= WHAT THE TASK REQUIRES =
Show every line of the records below that contains the word "Performances".

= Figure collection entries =
::::

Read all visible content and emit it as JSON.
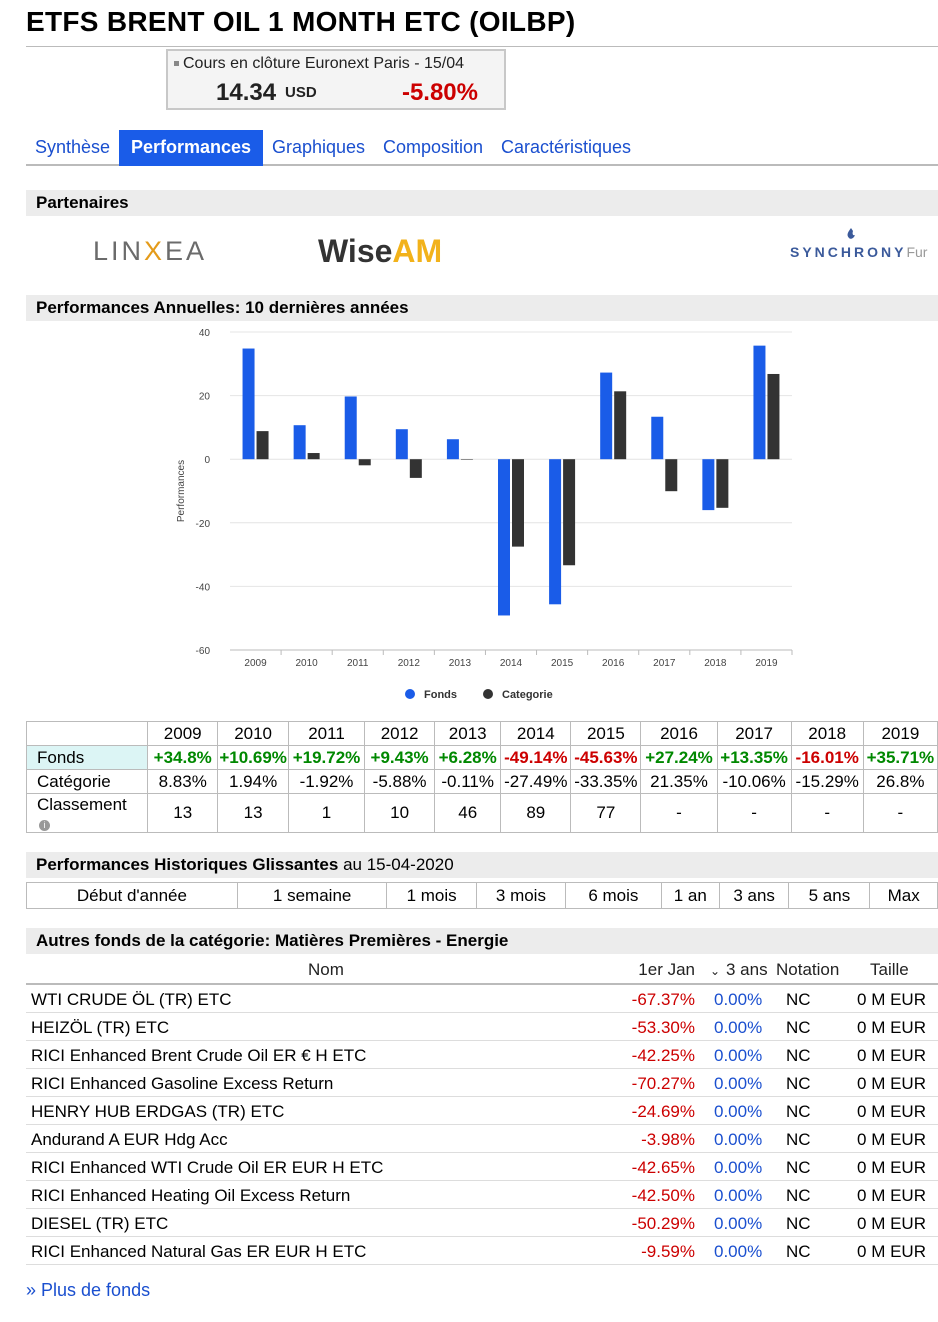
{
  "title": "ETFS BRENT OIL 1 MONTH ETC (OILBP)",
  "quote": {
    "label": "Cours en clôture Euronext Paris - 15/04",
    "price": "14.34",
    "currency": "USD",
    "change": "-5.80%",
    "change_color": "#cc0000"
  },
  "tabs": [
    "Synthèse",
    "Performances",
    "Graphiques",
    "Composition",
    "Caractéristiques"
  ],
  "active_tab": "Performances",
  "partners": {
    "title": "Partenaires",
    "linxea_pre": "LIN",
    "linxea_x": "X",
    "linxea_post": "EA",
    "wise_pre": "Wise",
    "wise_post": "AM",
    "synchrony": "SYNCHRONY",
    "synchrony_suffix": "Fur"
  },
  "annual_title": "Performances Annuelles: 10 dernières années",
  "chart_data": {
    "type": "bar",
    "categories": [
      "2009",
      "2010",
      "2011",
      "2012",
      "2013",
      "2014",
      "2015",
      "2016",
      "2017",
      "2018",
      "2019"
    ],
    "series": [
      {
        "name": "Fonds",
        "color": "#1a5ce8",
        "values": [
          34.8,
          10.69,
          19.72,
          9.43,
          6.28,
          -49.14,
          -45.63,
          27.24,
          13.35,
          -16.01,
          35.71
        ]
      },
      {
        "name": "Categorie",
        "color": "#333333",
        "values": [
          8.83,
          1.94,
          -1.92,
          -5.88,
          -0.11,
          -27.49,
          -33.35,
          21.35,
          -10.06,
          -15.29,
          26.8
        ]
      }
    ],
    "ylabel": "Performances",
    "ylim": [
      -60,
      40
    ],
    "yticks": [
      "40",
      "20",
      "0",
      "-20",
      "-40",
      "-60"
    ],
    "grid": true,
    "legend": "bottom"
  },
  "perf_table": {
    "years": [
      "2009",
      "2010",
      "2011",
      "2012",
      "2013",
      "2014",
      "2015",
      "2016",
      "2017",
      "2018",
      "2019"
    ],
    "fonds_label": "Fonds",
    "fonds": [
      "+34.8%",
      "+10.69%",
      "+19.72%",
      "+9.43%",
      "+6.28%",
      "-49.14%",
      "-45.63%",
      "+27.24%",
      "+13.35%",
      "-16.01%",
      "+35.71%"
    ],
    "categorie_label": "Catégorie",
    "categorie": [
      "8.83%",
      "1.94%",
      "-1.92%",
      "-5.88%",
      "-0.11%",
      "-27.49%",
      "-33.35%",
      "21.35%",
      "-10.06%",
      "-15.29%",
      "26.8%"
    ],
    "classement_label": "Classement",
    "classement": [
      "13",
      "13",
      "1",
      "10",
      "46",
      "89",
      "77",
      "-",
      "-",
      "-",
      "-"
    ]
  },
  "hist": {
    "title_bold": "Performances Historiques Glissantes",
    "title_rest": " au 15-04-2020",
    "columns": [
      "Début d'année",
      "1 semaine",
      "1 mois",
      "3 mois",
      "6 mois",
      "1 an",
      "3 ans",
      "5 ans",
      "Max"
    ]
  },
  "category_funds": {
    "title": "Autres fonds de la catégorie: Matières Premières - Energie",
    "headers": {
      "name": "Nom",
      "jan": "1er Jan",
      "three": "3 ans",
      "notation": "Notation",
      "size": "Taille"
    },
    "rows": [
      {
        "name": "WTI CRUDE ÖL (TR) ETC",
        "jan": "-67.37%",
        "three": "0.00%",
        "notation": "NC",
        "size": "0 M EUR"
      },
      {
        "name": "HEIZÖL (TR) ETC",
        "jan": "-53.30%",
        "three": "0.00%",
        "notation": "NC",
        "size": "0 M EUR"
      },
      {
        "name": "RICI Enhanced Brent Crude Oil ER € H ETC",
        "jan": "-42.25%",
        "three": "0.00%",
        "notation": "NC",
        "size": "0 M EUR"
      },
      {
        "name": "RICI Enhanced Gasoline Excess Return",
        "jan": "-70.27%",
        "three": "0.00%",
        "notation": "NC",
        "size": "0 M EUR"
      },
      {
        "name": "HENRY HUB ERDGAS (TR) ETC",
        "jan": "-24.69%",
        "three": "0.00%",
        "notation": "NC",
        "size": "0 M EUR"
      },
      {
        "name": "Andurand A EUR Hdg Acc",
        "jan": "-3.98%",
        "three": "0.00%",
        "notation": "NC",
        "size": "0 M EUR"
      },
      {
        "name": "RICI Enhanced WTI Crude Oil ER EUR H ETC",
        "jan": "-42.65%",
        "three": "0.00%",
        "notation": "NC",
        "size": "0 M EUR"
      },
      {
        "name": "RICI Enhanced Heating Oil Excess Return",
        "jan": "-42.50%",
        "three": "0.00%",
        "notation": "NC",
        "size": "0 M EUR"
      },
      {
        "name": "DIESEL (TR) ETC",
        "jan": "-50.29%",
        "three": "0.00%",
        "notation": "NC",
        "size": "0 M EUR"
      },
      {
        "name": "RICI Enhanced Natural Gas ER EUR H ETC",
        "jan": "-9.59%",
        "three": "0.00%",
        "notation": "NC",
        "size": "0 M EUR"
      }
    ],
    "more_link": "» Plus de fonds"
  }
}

::::

= RESPONSE =
    "Performances",
  "active_tab": "Performances",
  "annual_title": "Performances Annuelles: 10 dernières années",
    "ylabel": "Performances",
    "title_bold": "Performances Historiques Glissantes",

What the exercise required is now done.